REQUIRED TASK >> Look through the records below, and copy out every line that holds the string "Fertility".

#### TASK DATA

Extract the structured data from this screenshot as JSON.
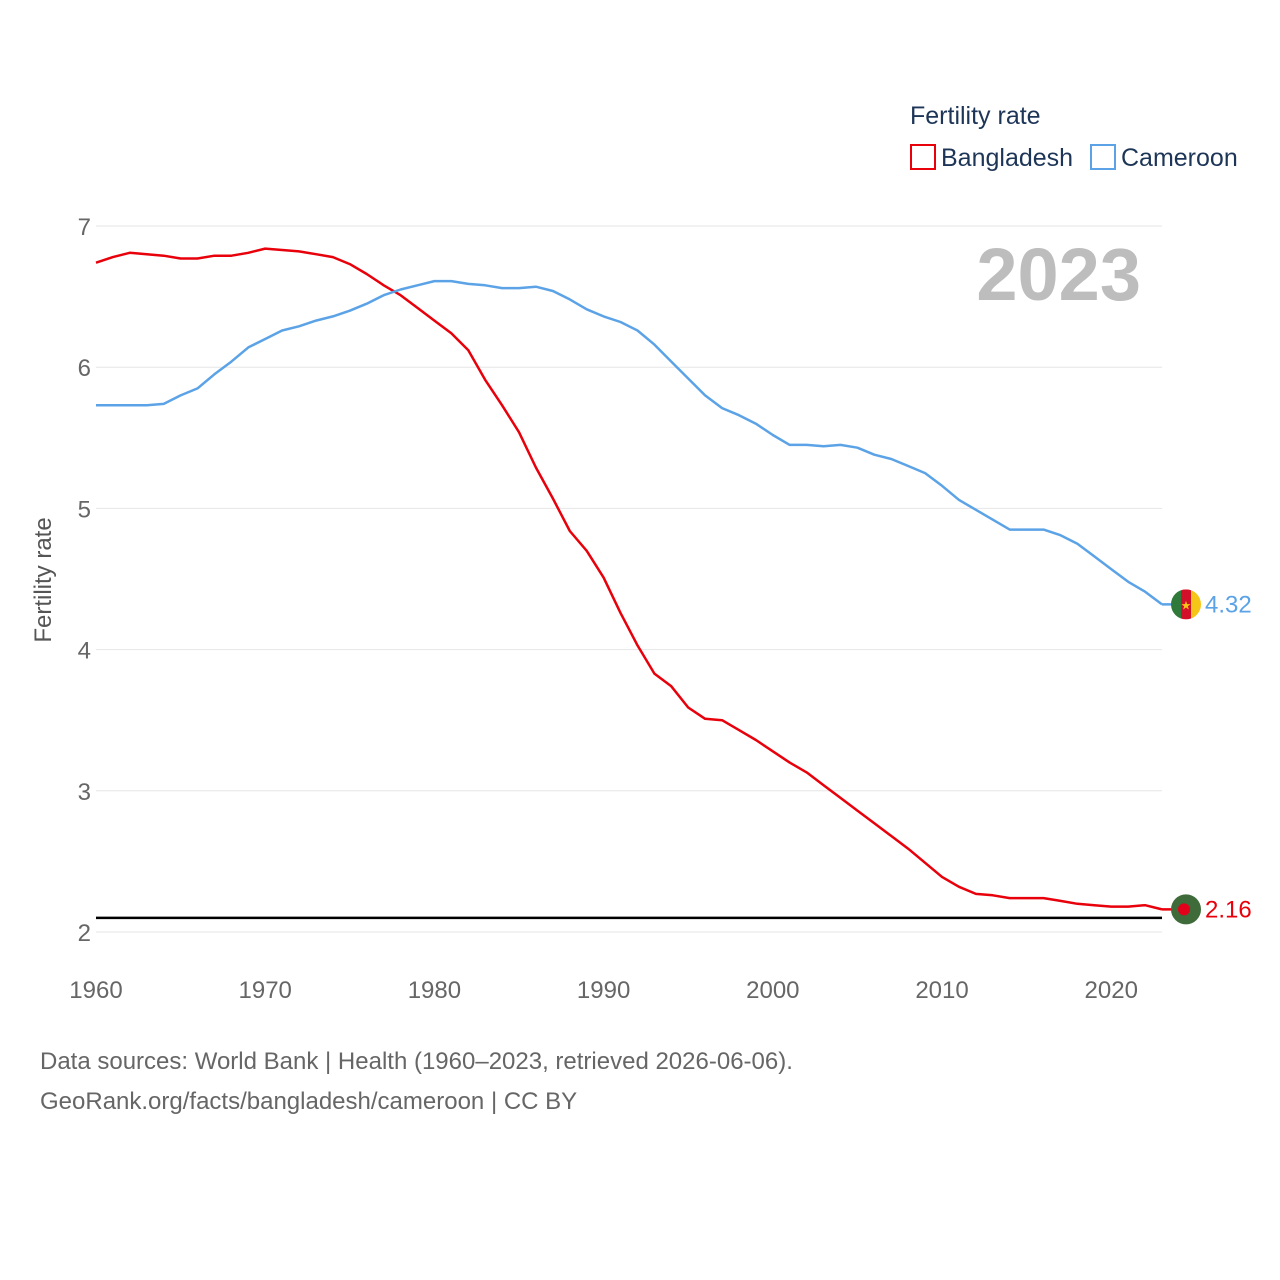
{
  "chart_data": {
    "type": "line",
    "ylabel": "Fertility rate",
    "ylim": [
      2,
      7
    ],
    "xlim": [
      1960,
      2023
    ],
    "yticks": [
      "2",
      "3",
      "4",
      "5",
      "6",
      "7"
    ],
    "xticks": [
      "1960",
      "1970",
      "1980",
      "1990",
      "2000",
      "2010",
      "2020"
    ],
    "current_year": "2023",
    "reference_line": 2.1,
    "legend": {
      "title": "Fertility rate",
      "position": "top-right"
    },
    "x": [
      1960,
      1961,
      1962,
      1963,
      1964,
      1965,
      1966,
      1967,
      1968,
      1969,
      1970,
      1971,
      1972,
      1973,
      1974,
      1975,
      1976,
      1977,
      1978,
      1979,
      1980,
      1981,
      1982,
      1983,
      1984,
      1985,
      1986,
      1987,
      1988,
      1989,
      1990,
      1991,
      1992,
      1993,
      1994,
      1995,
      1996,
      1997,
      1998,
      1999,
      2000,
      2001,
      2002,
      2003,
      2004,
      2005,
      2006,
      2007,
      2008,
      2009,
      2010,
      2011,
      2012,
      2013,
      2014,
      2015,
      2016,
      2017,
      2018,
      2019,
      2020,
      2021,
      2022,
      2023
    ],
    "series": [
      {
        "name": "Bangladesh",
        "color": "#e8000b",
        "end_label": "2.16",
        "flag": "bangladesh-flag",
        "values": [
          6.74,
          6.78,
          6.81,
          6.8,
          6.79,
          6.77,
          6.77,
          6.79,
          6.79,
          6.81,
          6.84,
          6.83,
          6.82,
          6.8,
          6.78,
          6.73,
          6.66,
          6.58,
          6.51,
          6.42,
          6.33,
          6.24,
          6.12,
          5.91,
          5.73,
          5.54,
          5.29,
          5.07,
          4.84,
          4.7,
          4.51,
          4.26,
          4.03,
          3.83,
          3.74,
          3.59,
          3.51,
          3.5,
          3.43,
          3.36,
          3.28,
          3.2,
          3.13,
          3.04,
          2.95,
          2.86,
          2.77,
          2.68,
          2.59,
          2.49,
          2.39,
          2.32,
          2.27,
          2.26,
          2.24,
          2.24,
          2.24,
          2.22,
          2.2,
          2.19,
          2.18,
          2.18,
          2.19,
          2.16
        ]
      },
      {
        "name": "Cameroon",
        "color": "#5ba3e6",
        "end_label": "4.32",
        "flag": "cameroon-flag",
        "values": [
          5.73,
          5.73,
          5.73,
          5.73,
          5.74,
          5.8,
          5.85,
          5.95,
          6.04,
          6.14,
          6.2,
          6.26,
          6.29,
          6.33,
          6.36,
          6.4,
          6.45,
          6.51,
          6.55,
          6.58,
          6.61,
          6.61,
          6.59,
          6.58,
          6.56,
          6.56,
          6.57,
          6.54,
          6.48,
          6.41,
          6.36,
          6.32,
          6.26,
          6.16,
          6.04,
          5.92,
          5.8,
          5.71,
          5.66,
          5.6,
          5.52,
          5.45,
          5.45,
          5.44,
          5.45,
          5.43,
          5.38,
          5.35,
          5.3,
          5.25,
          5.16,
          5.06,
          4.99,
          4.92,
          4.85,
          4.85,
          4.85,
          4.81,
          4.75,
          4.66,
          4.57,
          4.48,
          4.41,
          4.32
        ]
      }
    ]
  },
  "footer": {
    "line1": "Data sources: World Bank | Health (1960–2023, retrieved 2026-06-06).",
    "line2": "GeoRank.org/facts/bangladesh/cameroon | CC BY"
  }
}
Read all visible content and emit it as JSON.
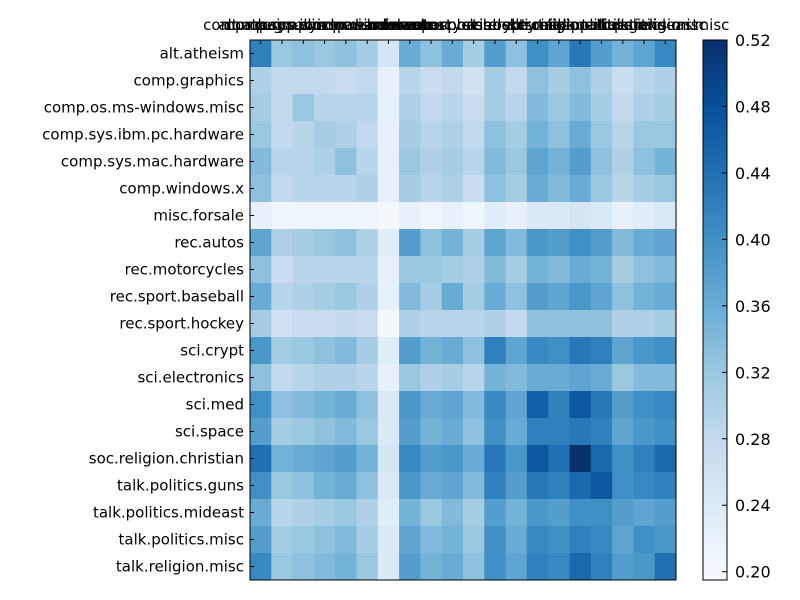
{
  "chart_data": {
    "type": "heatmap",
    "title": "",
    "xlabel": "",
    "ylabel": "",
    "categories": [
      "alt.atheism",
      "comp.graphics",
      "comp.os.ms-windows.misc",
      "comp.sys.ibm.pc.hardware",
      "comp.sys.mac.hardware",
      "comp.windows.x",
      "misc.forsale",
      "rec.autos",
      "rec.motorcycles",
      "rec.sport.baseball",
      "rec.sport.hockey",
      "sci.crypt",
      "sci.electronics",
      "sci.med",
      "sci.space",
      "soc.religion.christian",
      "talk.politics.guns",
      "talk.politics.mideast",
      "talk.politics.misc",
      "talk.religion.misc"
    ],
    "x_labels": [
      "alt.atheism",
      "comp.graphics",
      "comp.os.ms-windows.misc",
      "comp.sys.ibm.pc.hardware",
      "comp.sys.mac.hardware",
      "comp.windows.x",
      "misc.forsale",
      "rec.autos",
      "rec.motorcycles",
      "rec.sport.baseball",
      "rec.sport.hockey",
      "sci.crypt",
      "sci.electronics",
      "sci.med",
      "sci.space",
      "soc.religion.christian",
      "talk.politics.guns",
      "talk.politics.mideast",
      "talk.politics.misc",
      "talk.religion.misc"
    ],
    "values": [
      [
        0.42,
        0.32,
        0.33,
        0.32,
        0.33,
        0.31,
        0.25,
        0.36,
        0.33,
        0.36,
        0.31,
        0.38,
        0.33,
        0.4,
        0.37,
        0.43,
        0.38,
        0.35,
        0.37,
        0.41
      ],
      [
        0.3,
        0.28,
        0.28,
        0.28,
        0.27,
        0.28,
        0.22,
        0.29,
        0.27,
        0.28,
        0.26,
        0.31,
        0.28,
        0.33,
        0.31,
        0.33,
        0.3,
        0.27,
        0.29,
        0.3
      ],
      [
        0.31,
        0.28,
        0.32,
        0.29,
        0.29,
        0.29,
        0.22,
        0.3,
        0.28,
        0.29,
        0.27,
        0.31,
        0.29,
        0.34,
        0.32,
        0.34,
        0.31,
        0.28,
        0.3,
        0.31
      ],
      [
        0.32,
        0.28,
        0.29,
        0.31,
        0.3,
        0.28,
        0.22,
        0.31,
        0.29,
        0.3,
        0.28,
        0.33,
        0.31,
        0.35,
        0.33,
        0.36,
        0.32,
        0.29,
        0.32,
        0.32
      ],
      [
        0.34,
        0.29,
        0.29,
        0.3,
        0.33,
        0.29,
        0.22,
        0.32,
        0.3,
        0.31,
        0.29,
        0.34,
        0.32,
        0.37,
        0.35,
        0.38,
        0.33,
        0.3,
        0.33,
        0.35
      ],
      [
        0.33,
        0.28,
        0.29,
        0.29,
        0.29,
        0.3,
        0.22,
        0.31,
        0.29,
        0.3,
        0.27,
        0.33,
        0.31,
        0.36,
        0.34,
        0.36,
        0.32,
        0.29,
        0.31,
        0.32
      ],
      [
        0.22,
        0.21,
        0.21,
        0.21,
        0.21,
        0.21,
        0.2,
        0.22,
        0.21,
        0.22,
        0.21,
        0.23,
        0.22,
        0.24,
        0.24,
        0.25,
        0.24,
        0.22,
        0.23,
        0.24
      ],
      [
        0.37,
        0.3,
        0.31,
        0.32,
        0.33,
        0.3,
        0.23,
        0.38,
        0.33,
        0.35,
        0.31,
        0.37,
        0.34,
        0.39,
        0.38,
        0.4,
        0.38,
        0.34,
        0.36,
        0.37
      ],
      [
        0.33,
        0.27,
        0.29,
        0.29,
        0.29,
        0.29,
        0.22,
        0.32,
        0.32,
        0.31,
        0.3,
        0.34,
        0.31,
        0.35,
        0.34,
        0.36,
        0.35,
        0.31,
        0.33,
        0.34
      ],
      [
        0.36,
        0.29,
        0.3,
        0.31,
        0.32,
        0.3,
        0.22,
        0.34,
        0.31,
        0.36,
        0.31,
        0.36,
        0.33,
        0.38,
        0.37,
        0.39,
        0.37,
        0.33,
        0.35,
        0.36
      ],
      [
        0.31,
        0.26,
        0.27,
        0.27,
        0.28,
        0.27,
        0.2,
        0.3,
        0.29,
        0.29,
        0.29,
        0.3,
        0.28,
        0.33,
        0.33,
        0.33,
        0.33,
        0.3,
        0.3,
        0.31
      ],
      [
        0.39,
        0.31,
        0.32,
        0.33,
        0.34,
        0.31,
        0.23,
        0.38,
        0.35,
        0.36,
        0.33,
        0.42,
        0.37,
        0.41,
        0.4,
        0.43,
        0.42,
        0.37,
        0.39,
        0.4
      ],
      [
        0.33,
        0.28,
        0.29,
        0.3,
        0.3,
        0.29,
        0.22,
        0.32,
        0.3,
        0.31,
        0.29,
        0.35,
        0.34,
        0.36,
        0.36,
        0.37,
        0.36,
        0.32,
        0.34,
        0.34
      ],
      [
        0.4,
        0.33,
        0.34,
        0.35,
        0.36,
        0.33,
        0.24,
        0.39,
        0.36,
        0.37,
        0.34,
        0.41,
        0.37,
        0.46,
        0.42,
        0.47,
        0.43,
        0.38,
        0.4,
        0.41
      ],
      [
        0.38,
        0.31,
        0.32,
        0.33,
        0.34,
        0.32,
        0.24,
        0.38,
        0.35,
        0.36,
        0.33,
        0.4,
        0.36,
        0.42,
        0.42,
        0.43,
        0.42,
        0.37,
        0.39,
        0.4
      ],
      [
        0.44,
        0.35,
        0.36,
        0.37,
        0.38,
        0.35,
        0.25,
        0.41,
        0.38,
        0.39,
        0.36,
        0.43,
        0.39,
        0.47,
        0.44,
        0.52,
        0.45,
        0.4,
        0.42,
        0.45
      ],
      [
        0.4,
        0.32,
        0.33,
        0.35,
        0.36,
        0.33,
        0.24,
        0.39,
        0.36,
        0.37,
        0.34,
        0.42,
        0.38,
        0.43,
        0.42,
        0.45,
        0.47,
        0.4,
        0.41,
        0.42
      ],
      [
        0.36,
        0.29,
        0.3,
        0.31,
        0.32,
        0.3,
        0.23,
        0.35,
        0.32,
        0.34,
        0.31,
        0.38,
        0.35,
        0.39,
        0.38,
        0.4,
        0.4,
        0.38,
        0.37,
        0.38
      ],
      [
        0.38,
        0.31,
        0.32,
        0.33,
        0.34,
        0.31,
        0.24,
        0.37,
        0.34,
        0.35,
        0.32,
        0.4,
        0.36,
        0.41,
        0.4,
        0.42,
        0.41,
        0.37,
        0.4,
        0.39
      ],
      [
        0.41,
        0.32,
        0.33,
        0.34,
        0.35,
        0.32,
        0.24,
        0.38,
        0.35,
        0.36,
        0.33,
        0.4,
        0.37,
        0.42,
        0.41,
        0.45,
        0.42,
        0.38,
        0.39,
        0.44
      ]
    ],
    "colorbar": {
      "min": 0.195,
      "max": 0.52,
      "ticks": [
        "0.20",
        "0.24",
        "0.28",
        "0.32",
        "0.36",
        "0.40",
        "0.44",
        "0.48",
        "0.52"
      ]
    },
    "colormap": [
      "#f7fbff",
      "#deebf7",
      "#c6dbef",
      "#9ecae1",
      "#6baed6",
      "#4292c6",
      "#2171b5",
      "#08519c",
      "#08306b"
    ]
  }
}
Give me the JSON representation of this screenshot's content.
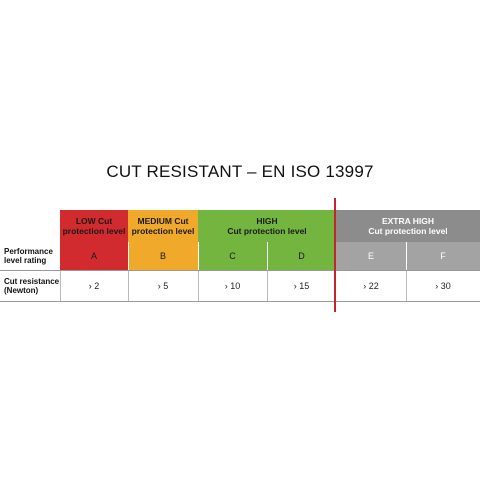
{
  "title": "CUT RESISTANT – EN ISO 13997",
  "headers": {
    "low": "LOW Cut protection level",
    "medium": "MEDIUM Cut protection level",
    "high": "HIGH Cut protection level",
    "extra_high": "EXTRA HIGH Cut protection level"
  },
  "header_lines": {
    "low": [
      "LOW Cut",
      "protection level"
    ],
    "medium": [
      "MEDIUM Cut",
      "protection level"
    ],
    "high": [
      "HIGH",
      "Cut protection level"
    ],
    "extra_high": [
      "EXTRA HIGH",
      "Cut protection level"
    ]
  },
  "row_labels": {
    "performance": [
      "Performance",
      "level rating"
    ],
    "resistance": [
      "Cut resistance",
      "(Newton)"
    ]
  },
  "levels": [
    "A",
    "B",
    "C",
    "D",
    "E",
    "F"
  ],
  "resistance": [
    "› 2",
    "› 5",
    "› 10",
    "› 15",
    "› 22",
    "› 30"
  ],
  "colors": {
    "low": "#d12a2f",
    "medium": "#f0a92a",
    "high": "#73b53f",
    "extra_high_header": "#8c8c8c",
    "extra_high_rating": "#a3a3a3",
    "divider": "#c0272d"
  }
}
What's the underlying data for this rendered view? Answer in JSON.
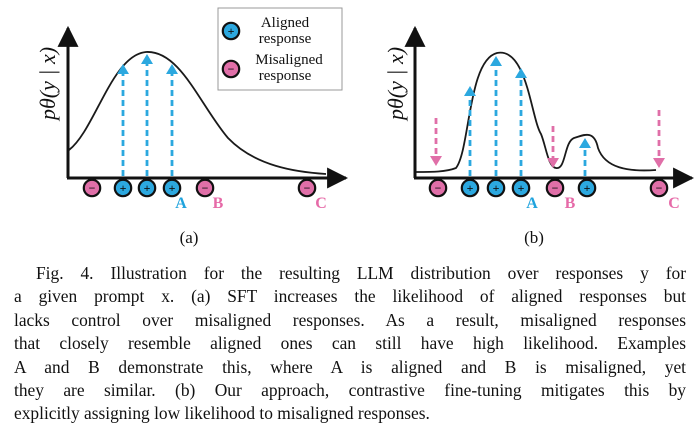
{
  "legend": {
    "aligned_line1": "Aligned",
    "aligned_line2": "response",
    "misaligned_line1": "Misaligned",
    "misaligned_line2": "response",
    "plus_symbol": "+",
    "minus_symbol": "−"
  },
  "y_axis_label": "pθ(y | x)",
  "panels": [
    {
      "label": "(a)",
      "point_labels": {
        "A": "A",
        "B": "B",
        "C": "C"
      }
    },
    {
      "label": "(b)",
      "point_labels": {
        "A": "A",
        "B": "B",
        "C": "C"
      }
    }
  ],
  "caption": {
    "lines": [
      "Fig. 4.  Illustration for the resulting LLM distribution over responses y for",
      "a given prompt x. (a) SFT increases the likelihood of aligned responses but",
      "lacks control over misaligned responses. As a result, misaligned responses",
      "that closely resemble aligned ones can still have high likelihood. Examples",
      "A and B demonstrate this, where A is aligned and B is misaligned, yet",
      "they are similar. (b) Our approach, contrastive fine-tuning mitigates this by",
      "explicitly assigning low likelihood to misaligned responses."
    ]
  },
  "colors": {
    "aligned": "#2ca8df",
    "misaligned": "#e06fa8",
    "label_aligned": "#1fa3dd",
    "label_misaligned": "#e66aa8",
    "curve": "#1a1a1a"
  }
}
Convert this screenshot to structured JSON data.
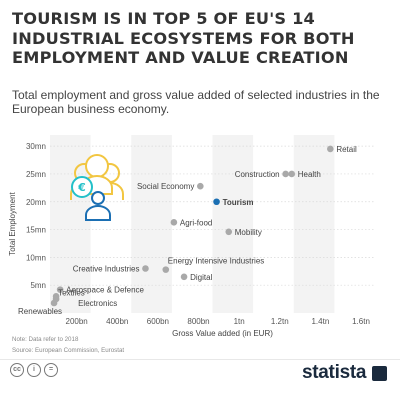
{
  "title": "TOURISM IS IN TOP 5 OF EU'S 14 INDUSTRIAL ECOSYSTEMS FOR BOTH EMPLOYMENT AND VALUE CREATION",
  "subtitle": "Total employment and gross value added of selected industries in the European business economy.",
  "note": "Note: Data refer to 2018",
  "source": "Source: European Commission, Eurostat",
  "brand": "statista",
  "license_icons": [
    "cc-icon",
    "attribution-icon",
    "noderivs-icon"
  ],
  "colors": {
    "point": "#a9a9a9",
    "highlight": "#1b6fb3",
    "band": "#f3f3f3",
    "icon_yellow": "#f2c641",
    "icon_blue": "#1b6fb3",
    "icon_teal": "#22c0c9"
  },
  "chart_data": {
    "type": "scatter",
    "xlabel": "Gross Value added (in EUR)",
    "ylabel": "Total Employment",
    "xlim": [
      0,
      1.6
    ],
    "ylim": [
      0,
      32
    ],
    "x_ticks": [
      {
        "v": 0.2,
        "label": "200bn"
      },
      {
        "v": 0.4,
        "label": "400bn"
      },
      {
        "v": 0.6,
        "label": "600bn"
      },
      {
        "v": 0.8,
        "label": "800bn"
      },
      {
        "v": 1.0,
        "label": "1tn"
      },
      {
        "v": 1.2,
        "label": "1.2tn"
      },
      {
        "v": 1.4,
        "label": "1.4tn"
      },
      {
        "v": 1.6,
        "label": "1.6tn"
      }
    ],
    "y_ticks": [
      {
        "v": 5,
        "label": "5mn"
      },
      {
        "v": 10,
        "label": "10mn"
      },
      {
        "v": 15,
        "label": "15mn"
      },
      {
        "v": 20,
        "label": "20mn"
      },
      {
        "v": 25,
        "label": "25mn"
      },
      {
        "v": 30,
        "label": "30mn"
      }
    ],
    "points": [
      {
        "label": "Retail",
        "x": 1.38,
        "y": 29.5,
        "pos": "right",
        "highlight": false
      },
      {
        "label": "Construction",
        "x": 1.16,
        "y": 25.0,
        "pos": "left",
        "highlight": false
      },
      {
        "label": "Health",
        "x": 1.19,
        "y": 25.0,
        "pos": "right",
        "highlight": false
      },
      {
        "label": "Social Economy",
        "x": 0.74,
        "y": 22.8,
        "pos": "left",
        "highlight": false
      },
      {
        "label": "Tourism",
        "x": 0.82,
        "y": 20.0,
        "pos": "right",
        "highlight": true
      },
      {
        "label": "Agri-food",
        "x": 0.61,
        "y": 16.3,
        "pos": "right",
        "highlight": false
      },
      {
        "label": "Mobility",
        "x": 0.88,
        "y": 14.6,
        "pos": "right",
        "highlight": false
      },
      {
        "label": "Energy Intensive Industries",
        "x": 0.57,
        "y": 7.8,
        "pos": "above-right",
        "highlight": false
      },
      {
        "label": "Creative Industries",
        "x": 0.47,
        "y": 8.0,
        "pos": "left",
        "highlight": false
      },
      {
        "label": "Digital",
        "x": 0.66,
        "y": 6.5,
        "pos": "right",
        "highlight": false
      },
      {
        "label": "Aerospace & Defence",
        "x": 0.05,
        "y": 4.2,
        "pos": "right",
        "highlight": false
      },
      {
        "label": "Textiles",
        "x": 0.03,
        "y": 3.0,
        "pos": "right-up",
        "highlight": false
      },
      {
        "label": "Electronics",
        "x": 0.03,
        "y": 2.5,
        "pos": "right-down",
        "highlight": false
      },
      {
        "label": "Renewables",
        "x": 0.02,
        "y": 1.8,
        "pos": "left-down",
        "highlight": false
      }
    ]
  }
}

########

EXPECTED ANSWER >>
    "ylabel": "Fertility rate",
      "title": "Fertility rate",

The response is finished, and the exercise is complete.